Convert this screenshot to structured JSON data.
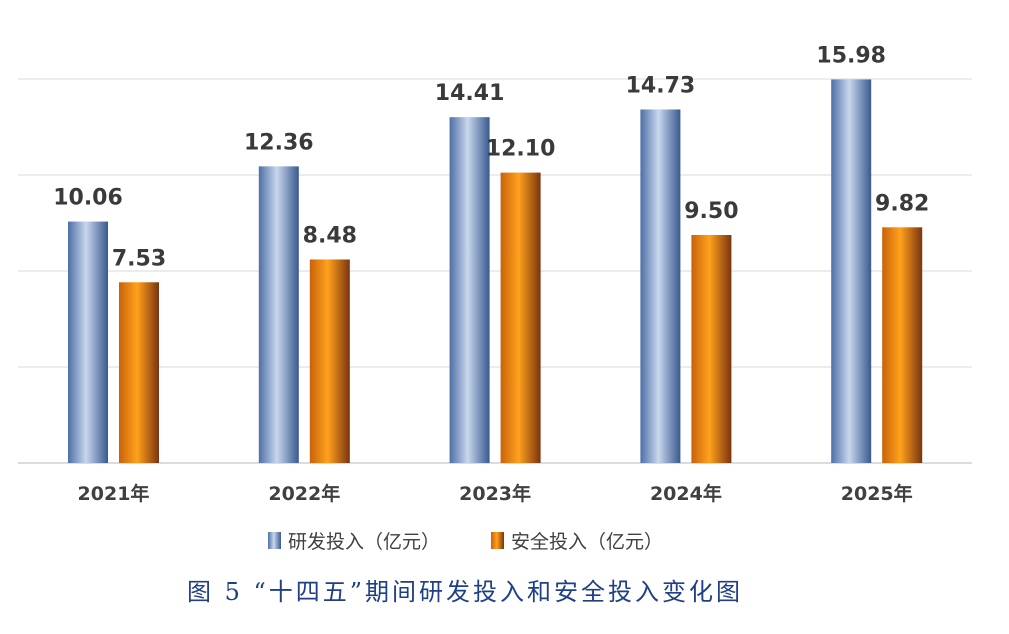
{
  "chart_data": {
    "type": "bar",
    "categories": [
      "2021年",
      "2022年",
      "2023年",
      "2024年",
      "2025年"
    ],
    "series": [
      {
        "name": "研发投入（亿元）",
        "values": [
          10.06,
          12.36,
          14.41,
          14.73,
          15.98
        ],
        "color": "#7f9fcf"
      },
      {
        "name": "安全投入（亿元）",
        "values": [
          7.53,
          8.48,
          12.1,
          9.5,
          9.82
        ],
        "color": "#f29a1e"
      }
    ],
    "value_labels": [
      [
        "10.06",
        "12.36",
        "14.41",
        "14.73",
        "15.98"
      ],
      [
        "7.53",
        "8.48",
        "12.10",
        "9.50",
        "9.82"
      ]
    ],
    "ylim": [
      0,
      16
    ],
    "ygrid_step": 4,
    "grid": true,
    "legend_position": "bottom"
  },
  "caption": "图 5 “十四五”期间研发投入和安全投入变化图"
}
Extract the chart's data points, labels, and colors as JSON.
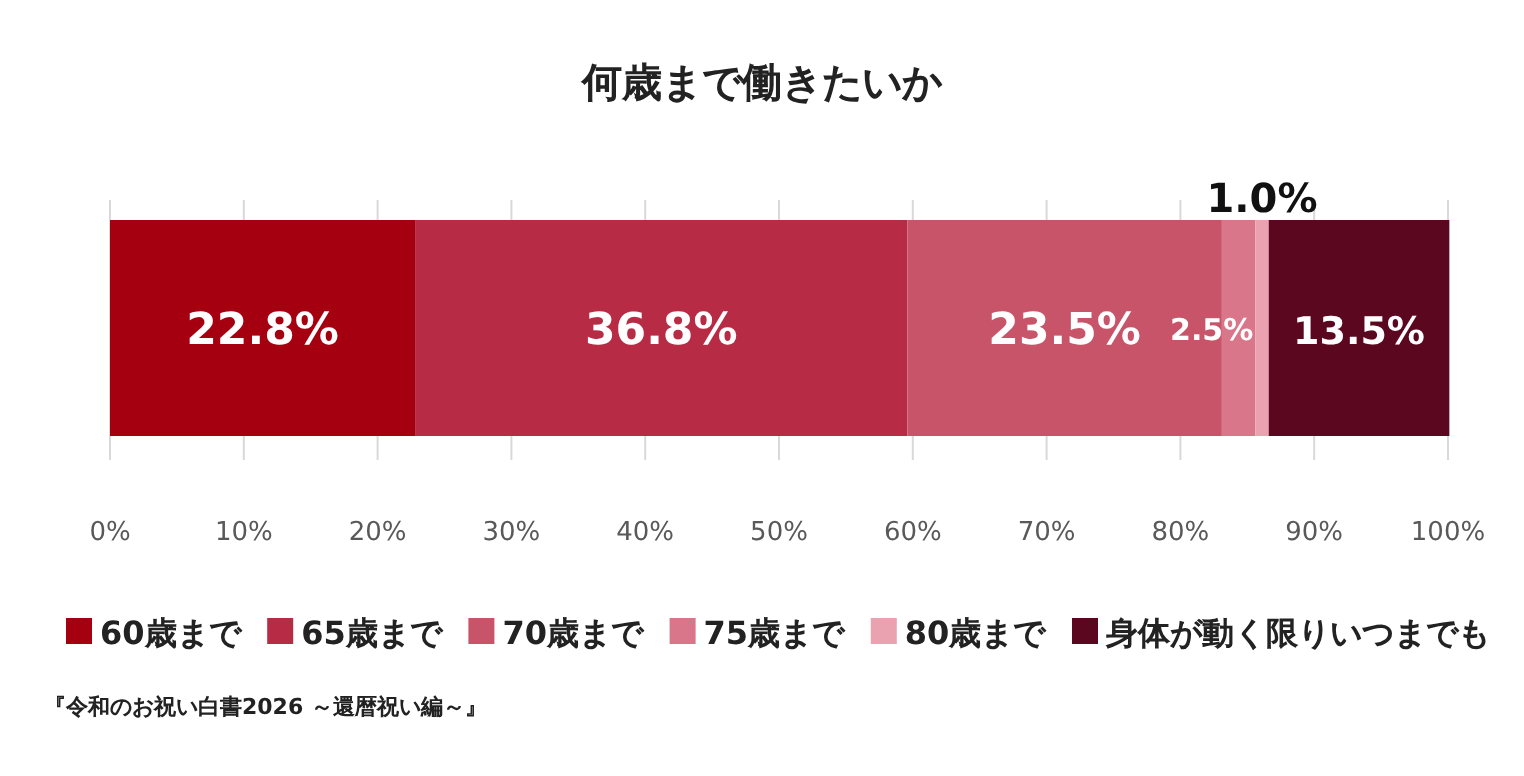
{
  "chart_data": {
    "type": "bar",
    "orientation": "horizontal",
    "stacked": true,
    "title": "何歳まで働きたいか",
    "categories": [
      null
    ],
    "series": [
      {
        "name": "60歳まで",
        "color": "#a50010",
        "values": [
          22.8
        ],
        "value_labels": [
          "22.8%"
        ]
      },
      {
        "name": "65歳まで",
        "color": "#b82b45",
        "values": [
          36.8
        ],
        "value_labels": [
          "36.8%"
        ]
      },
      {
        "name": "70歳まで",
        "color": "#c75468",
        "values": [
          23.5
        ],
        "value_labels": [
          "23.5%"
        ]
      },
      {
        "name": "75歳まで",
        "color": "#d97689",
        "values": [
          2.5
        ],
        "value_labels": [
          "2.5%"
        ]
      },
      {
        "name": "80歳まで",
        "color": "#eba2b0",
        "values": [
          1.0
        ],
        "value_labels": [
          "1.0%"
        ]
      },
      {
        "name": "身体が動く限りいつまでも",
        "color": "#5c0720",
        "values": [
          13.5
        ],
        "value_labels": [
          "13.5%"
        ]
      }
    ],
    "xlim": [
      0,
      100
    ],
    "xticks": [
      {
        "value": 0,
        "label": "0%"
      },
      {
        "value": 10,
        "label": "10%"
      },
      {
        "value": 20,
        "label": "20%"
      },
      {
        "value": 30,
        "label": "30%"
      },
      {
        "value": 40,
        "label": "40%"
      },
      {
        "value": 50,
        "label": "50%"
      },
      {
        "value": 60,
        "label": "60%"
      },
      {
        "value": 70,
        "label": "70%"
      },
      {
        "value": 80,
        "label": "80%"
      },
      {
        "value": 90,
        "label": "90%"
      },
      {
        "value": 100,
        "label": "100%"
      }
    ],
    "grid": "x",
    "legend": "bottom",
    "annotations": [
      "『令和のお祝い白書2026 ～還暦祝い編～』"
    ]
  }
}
══════════
Exercise instructions: Show all lines from the data above in which the word "JSON" appears.

Solution for this problem:
Convert this screenshot to structured JSON data.
Extract the chart's data points, labels, and colors as JSON.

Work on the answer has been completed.